_TASK PROMPT:_
Wherever a line holds the string "detached", copy that line.

[start SUPPLIED RECORDS]

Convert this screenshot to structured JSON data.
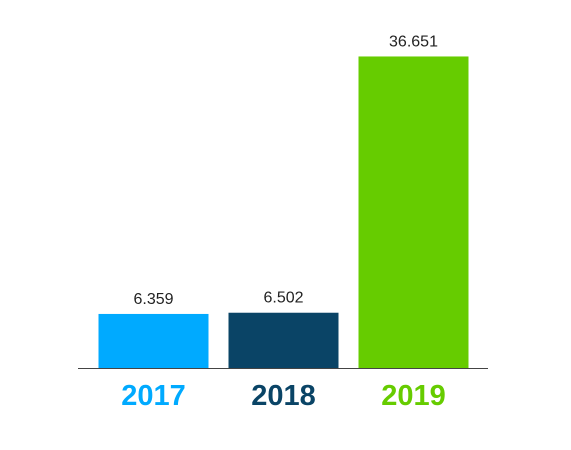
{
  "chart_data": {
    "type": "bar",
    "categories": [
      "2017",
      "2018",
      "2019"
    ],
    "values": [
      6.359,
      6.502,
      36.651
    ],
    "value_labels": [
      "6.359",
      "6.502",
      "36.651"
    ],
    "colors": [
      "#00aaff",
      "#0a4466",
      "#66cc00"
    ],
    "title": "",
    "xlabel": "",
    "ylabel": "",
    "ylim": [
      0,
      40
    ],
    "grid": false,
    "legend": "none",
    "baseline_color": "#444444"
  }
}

[end SUPPLIED RECORDS]
[start SUPPLIED RECORDS]

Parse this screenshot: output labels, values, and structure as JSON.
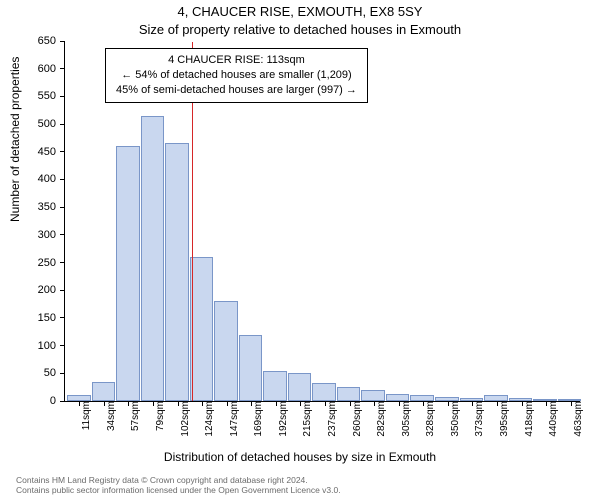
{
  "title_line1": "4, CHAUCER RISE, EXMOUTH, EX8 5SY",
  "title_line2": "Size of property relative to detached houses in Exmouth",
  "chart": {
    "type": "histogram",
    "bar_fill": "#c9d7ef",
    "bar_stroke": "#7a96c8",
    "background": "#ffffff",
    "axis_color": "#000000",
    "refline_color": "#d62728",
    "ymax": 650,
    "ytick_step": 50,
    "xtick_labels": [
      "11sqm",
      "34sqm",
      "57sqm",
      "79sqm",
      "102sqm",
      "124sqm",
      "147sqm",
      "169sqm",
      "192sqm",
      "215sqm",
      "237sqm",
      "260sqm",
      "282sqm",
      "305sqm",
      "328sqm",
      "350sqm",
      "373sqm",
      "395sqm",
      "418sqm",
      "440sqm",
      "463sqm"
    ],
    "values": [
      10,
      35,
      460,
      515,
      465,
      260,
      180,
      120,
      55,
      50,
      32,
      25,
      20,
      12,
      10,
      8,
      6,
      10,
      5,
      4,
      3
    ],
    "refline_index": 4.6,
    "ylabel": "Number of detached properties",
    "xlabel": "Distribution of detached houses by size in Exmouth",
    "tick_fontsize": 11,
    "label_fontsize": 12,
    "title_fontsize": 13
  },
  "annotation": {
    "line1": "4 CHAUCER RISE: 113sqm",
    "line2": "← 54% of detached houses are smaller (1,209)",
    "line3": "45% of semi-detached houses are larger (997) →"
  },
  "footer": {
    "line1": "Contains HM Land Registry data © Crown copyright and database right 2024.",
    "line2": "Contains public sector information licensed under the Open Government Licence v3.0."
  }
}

[end SUPPLIED RECORDS]

_RIGHT ANSWER:_
  "title_line2": "Size of property relative to detached houses in Exmouth",
    "ylabel": "Number of detached properties",
    "xlabel": "Distribution of detached houses by size in Exmouth",
    "line2": "← 54% of detached houses are smaller (1,209)",
    "line3": "45% of semi-detached houses are larger (997) →"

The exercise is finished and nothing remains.